Figure 6 describes the cards, ways to get the app, and the instruction for the operation of the app. The app was created via the software of Jmol. The app included various forms of representations of atoms and molecules. For instance, red and white balls are atom representations with standard atomic radii while the blue dots are valence electrons. In the molecular and ball-and-stick models, the size of these balls does not realistically take into account the spatial distribution of valence electrons for each type of atoms. Only the ball sizes of the van der Waal model accurately describe the three-dimensional electron cloud distribution based upon the electron – electron interaction point of view. As shown in Figure 6F, the size difference between two different atom types can be quite dramatic, making it difficult to visualize.

Figure 6:

ARs for 1A and 7A chemical elements in the Periodic Table. (A) Search for AR_Element (1A, 7A) at Google Play. (B) Download App and click to start. (C) Select the lower left corner icon to download cards once the app has been started. (D) The front side of the card is the information on 1A, 7A atoms. (E) App Interface Instruction. (F) Using the app to scan the back of card would render the AR model of the atom. (G) By placing two cards that can be combined next to each other, the combined molecular model would be shown. (H) Switching to the Lewis Model. (I) Switching to the ball-and-stick model. (J) Switching to the Van der Waals model.

Students can try to form molecular models by combining two cards (e.g. by combining the cards of H and Br, the app will display the molecular model of HBr). The instructor may allow students to choose different elements’ cards to form various different molecular models in accordance to the needs of the course. Students may then observe the different ways molecular models can be displayed (e.g. molecular model, Lewis electron models, ball-and-stick model, Van der Waals radius model etc.). This app utilizes emerging technology to enhance students’ learning motivation, provides students with ways to get to know about the structure and representation of materials, and enables the formation of the correct conceptual understanding on material structure through discussions amongst students.

Polarity of water

The third app’s aim is to introduce the concept of polarity between different compounds (such as H₂O, CH₂O, and CH₄). The chemical compounds were chosen purposefully. For example, one of the most valuable properties of water is its ability to dissolve many different ionic or polar substances. Water molecules as a solvent can cause favorable electrostatic interactions with the ionic and polar solute. The surrounding water molecules can form favorable solvation shell to compensate the excluded space of introducing the solute in water through inter-water hydrogen bond interactions. This polarity gives water a greater ability to dissolve compounds. Sanger and Badger (2001) indicated that students who received instructions with computer simulations of electron-density plots were more likely to explain that the intermolecular attractions among water molecules are responsible for the immiscibility of oil and water, and were also more likely to recognize that water molecules are attracted to sodium ions, chloride ions, and each other, but are not strongly attracted to hydrogen molecules.

Given entries:

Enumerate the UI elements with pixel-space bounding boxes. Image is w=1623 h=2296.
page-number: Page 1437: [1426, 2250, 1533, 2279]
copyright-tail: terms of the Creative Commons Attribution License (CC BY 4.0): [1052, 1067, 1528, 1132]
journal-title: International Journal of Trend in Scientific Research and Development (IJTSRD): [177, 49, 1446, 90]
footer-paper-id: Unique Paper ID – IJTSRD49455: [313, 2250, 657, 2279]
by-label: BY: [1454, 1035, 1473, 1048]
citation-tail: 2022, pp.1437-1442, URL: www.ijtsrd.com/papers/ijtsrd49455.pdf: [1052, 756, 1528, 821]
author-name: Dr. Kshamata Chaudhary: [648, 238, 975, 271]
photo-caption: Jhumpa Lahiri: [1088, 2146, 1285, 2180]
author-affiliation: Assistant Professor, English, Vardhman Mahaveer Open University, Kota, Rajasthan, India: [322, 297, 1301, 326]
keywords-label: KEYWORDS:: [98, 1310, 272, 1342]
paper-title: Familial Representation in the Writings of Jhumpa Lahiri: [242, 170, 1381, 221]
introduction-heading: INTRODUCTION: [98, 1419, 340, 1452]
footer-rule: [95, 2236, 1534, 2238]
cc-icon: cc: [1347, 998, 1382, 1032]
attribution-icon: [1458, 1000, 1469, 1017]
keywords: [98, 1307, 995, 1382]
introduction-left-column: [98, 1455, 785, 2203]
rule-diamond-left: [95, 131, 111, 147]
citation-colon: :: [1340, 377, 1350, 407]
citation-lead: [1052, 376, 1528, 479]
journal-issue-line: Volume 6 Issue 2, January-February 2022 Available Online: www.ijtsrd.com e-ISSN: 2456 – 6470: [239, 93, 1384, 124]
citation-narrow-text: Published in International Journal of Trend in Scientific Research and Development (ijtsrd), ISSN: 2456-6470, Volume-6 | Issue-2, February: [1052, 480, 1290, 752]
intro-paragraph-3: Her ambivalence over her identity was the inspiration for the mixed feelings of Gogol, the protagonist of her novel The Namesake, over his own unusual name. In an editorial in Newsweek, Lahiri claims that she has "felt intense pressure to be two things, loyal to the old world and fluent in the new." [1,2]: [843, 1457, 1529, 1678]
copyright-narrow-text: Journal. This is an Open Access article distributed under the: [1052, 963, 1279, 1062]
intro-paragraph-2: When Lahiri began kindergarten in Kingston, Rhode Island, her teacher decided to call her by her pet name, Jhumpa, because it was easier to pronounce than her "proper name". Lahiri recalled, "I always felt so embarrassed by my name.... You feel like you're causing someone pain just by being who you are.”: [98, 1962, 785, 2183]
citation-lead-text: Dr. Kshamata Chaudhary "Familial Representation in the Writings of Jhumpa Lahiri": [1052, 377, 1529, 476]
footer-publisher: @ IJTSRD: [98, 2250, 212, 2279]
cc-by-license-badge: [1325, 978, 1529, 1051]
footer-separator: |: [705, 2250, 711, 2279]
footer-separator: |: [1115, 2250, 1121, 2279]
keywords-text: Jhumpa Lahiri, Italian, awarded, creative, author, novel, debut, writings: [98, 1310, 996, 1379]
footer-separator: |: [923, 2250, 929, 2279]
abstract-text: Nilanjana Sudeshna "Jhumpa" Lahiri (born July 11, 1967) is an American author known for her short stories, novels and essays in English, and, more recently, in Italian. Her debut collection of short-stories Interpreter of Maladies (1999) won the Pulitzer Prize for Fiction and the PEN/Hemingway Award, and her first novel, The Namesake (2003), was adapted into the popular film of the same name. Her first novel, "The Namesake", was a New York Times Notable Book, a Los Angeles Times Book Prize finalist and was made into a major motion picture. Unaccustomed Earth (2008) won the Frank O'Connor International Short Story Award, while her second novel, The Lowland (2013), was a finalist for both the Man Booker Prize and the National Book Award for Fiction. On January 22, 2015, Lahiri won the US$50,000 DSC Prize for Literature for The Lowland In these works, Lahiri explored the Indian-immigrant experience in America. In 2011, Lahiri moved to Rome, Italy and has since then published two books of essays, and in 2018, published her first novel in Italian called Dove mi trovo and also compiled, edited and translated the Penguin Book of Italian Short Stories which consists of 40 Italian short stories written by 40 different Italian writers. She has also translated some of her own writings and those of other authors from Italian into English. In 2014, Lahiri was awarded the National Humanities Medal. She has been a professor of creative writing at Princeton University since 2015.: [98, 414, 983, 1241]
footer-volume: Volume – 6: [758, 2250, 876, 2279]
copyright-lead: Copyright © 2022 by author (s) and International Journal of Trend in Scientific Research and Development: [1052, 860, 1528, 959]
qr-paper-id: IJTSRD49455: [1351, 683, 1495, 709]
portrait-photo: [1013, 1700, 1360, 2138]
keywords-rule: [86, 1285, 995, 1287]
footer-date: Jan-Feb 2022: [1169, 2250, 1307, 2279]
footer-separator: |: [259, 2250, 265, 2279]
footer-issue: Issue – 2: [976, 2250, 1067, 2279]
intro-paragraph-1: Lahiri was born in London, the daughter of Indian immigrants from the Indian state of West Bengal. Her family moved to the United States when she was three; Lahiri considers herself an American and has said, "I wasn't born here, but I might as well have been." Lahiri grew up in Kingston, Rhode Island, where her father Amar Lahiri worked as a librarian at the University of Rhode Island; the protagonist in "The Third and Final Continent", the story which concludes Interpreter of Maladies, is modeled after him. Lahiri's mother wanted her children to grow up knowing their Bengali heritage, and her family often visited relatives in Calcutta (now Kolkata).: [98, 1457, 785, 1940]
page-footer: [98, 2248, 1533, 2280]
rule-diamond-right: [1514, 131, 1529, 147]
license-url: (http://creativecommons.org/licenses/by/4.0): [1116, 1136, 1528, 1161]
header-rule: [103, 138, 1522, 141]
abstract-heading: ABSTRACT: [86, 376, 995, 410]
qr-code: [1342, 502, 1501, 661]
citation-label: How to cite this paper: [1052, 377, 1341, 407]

Exercise requirements: In the text about the chemistry card apps, what software was used to create the app?

The completed task: The app was created with the Jmol software.